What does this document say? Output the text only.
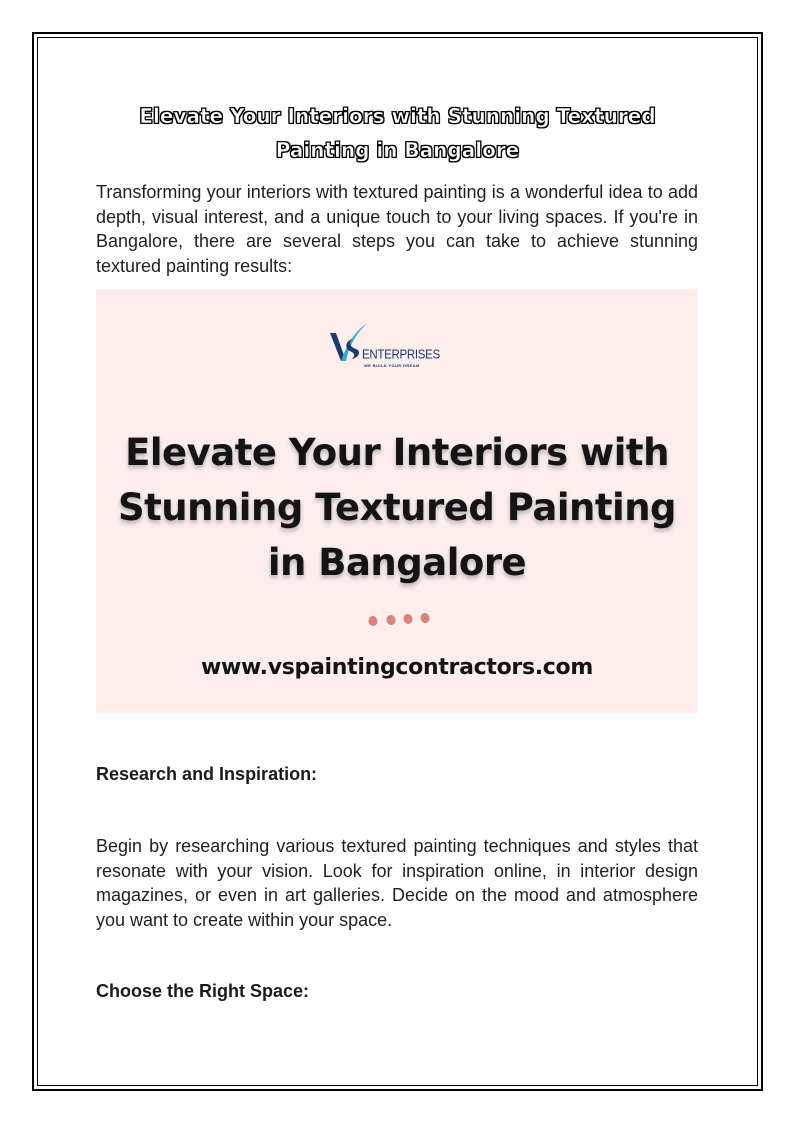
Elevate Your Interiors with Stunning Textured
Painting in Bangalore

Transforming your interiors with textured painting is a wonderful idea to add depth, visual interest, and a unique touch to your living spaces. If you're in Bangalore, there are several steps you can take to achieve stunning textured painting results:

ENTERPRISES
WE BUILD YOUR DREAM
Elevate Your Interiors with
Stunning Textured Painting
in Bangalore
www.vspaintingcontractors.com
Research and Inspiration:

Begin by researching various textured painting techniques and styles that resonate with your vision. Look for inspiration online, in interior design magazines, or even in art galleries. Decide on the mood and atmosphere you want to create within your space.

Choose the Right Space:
____
* Set task
Using the material above, retype each entry exactly and omit the pictures.

* Task response
What does this document say? Output the text only.
Elevate Your Interiors with Stunning Textured
Painting in Bangalore

Transforming your interiors with textured painting is a wonderful idea to add depth, visual interest, and a unique touch to your living spaces. If you're in Bangalore, there are several steps you can take to achieve stunning textured painting results:

ENTERPRISES
WE BUILD YOUR DREAM
Elevate Your Interiors with
Stunning Textured Painting
in Bangalore
www.vspaintingcontractors.com
Research and Inspiration:

Begin by researching various textured painting techniques and styles that resonate with your vision. Look for inspiration online, in interior design magazines, or even in art galleries. Decide on the mood and atmosphere you want to create within your space.

Choose the Right Space:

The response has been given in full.